SHORT TASK
Show each line from the listing that includes the word "glyph".

Stored data:
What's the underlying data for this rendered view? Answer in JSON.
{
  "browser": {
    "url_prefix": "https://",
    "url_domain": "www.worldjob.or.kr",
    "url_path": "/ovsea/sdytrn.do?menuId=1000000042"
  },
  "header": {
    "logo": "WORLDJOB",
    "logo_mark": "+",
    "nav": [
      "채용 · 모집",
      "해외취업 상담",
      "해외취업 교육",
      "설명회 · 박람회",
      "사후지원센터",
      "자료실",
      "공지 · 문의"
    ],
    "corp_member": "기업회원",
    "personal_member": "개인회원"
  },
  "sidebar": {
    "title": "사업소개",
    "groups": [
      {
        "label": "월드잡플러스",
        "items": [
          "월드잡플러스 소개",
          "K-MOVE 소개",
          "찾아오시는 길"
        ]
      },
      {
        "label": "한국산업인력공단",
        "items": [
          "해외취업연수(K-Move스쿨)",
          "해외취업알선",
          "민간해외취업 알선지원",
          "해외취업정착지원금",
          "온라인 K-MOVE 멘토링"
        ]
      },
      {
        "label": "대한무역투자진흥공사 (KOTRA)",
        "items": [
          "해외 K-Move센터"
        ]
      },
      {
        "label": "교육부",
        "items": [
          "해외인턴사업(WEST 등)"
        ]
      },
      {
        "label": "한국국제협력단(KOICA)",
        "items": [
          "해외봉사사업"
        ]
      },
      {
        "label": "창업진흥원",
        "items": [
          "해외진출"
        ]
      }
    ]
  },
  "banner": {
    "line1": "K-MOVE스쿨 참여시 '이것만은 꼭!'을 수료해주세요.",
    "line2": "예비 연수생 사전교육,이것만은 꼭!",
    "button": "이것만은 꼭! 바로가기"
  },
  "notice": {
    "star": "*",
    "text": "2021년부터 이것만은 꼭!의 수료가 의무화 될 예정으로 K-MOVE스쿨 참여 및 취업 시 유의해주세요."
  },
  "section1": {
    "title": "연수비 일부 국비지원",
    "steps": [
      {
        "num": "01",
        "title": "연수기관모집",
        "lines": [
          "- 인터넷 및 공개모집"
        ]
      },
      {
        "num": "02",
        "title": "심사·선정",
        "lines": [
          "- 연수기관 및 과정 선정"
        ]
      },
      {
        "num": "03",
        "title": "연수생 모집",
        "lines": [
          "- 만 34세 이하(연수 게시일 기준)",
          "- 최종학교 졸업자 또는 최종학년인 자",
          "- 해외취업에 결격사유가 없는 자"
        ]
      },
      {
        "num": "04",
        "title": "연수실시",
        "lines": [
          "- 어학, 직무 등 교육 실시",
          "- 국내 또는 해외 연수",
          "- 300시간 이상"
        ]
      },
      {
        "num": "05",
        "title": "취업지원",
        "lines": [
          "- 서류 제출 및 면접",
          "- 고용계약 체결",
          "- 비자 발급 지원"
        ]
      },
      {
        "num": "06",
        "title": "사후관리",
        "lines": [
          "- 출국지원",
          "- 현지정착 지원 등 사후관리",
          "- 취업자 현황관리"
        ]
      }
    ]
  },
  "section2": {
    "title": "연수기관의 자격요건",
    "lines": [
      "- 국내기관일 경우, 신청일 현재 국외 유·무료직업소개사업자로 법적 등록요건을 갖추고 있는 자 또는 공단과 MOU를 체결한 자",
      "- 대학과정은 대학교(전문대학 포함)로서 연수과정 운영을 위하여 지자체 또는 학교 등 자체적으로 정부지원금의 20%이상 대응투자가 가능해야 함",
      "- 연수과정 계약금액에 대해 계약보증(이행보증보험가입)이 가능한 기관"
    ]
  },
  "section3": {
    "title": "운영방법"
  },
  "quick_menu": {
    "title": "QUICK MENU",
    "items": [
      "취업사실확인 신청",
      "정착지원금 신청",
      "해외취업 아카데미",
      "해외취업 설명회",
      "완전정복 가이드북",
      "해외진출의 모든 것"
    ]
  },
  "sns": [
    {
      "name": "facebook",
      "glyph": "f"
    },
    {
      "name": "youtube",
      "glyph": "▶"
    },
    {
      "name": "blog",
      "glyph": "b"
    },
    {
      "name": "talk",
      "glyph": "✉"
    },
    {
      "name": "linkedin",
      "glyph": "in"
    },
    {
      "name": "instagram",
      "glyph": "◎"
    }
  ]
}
...
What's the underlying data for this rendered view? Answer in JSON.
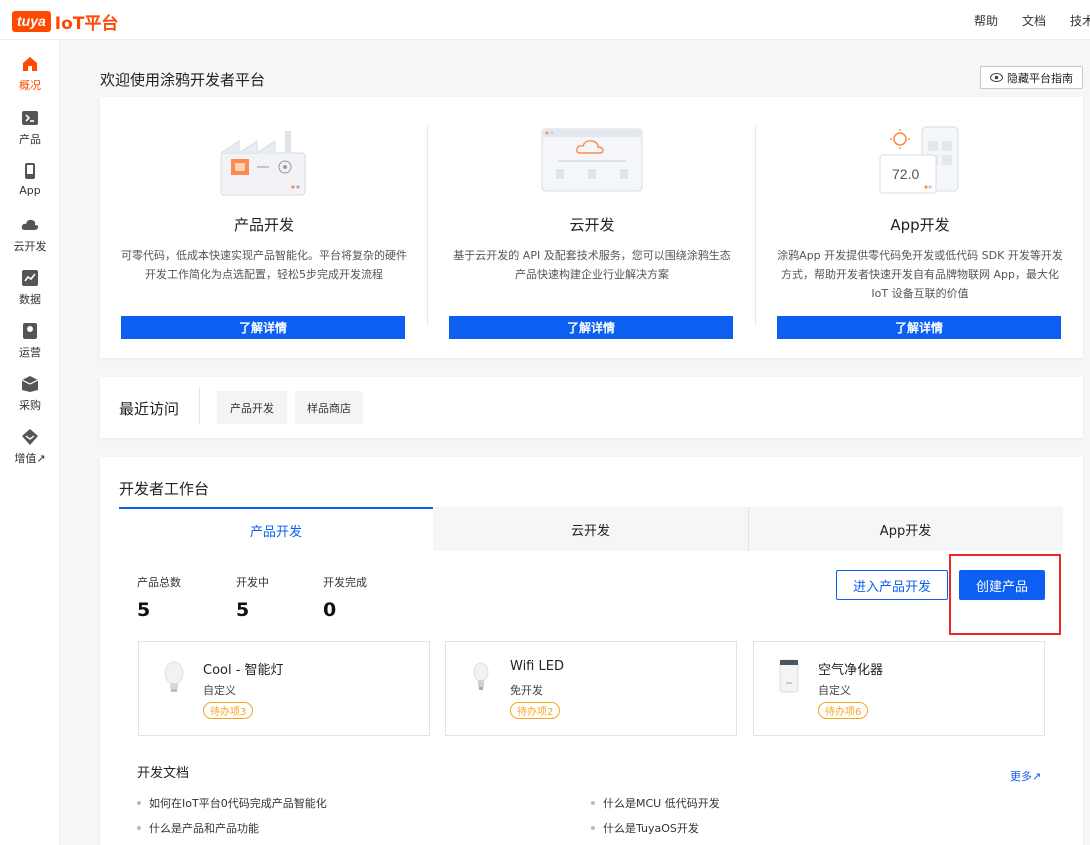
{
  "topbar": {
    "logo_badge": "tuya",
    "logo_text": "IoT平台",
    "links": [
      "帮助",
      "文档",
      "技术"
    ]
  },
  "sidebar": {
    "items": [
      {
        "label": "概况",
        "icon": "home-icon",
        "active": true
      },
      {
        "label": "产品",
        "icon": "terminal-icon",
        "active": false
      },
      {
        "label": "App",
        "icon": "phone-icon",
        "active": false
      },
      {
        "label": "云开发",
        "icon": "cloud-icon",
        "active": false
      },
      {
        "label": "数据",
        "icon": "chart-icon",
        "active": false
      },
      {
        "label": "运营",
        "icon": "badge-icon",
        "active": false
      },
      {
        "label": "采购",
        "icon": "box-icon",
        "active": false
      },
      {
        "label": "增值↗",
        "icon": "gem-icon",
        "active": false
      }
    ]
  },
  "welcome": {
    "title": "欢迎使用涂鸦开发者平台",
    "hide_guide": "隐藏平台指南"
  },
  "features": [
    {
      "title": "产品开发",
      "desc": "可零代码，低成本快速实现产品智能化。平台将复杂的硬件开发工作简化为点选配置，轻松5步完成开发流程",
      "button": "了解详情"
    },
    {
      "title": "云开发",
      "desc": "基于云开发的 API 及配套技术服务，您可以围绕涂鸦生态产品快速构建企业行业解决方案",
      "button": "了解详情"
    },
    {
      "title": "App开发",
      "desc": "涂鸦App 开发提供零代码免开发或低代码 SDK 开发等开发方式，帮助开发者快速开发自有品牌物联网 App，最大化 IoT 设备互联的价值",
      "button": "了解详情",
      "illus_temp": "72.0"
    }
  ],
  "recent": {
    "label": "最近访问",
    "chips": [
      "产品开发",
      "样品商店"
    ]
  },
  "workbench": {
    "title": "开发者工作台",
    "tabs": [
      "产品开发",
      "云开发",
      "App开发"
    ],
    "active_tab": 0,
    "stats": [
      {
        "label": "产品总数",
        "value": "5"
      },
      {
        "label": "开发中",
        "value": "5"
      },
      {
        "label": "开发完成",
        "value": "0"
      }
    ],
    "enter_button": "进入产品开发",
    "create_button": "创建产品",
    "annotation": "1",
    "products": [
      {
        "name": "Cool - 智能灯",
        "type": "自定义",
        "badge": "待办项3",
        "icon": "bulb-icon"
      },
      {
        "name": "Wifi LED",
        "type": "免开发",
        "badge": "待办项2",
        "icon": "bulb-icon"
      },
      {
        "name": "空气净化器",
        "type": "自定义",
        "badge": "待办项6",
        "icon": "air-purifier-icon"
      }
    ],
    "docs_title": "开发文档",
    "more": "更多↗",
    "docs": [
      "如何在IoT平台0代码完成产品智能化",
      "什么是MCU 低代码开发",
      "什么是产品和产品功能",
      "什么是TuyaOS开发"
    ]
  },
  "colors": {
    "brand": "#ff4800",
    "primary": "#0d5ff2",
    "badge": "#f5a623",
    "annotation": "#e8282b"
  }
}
==
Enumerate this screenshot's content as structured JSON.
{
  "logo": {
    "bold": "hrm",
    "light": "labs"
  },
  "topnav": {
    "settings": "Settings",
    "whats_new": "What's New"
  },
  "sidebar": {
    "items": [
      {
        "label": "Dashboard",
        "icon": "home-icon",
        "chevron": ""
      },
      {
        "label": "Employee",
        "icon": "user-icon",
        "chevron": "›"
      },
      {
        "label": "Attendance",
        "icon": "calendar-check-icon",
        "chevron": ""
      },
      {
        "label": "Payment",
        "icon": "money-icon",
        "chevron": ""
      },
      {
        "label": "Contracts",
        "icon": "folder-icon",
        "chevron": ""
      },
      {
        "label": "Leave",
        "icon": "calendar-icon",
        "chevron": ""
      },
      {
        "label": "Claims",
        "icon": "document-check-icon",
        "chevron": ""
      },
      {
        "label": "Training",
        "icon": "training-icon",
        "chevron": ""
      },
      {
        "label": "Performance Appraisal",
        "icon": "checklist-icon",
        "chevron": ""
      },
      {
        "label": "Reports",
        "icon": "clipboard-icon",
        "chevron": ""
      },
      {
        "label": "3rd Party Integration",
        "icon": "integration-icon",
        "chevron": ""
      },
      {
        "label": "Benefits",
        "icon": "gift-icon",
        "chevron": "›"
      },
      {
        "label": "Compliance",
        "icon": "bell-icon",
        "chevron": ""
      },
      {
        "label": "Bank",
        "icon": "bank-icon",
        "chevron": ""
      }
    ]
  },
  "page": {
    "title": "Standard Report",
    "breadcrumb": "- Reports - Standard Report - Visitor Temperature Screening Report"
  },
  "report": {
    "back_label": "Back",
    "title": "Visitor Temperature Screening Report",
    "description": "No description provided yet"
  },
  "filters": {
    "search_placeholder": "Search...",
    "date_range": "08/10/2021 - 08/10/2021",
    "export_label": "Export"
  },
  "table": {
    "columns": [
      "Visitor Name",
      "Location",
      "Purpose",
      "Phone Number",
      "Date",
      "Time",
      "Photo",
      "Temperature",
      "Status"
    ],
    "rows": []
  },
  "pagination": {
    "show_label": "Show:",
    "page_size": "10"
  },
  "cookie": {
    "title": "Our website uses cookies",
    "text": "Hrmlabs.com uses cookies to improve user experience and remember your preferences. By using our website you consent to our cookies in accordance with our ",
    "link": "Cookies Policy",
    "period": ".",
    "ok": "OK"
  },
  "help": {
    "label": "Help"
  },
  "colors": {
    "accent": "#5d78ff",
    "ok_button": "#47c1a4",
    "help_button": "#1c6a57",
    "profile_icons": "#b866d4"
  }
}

RESPONSE TO THE EXERCISE
      "glyph": "f"
      "glyph": "▶"
      "glyph": "b"
      "glyph": "✉"
      "glyph": "in"
      "glyph": "◎"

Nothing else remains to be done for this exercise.